Input for this task:
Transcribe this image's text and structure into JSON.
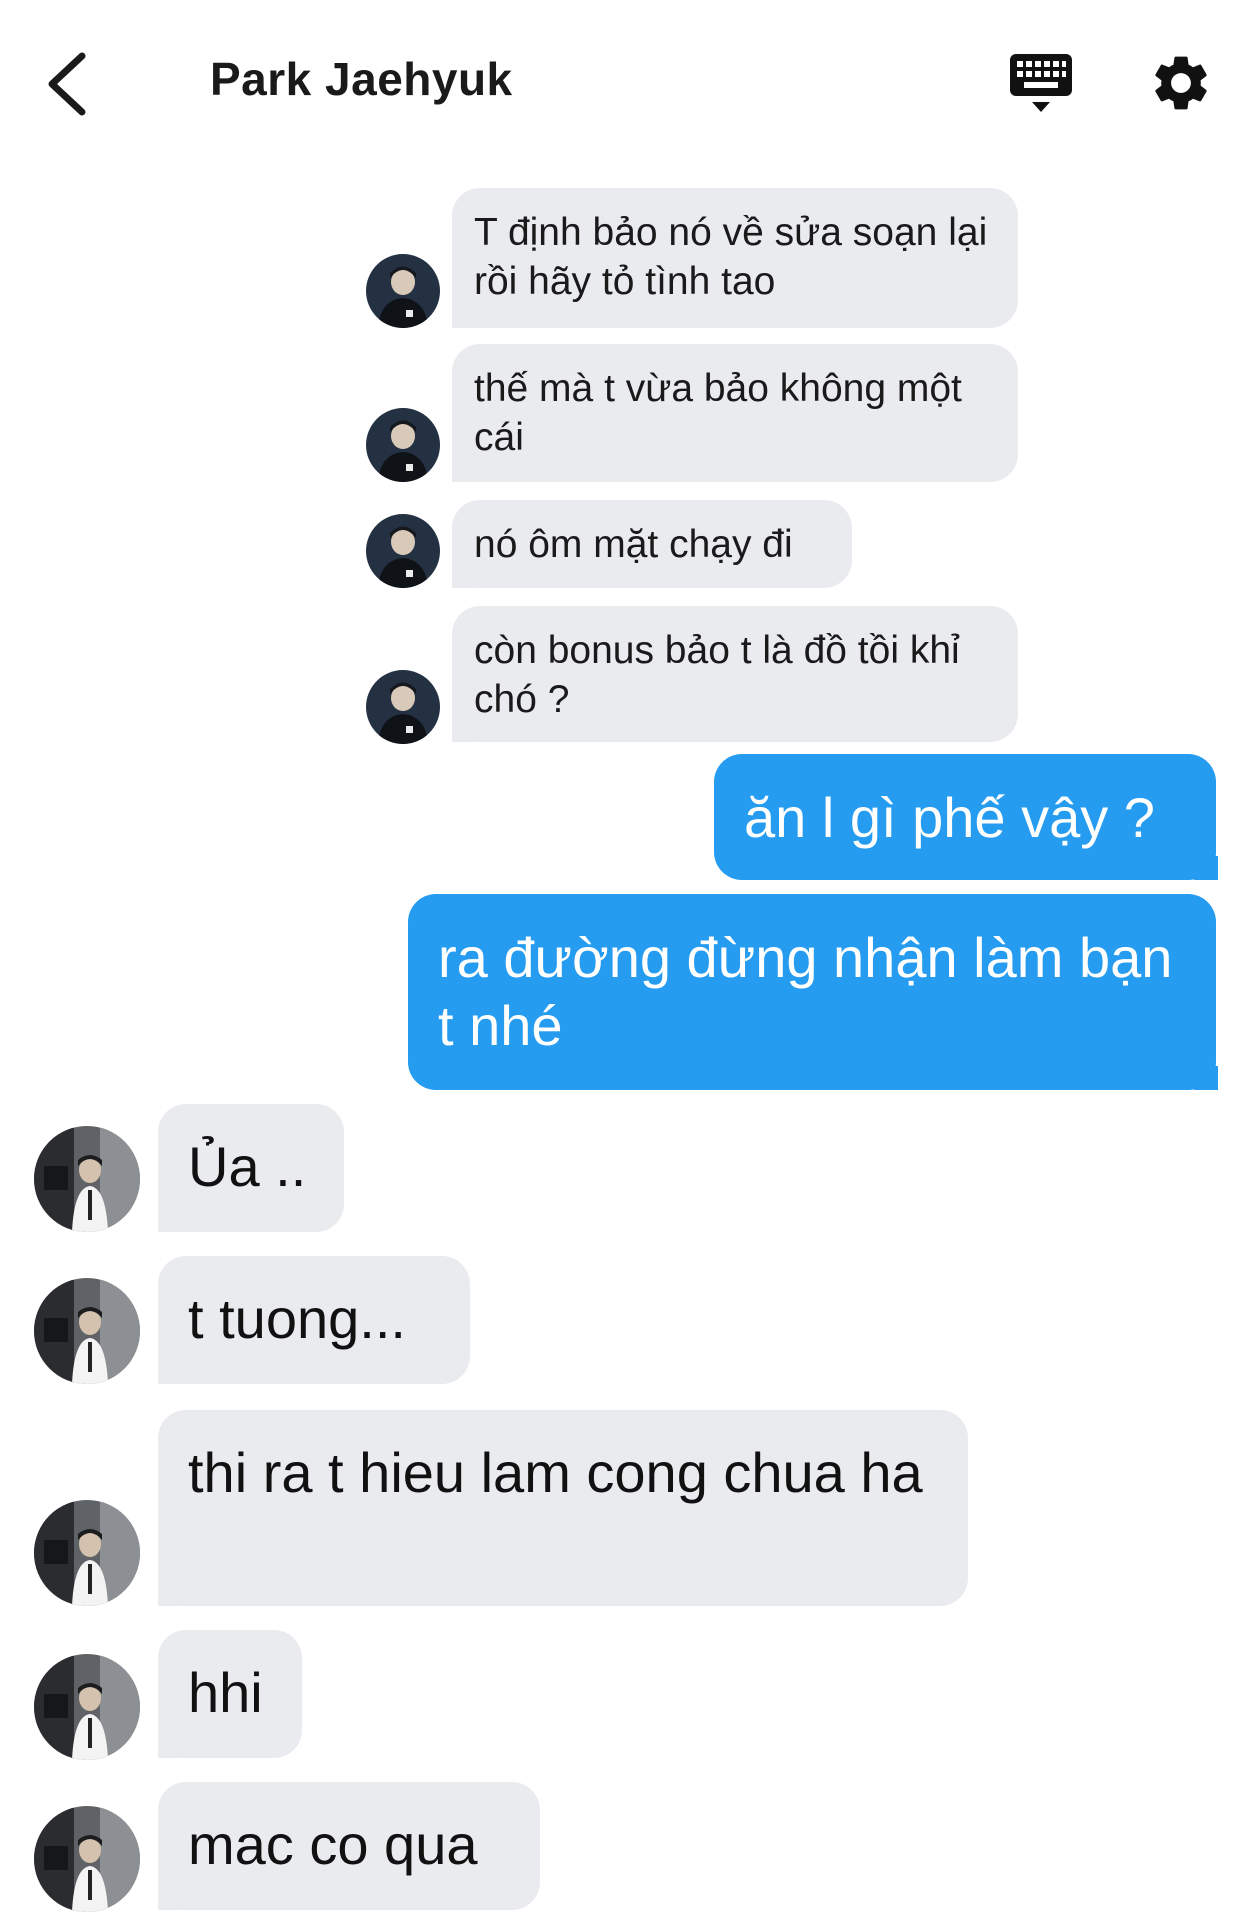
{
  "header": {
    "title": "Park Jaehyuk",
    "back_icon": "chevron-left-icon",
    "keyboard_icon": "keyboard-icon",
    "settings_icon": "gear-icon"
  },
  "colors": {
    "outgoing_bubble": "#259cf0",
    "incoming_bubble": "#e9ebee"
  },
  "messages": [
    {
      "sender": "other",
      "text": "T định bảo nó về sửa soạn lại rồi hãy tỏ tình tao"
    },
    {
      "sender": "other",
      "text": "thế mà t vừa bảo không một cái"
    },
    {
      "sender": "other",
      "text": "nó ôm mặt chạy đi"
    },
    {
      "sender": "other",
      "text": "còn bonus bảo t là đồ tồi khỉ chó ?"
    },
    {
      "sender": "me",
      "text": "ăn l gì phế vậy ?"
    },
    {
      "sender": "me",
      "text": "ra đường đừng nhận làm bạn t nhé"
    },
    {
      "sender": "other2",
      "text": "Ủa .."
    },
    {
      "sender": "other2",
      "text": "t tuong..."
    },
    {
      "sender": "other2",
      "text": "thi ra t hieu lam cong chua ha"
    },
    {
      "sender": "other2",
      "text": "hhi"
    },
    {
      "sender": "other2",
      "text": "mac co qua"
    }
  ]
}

Exercise aim: Copy each line above that contains the string "icon".

The response:
    "back_icon": "chevron-left-icon",
    "keyboard_icon": "keyboard-icon",
    "settings_icon": "gear-icon"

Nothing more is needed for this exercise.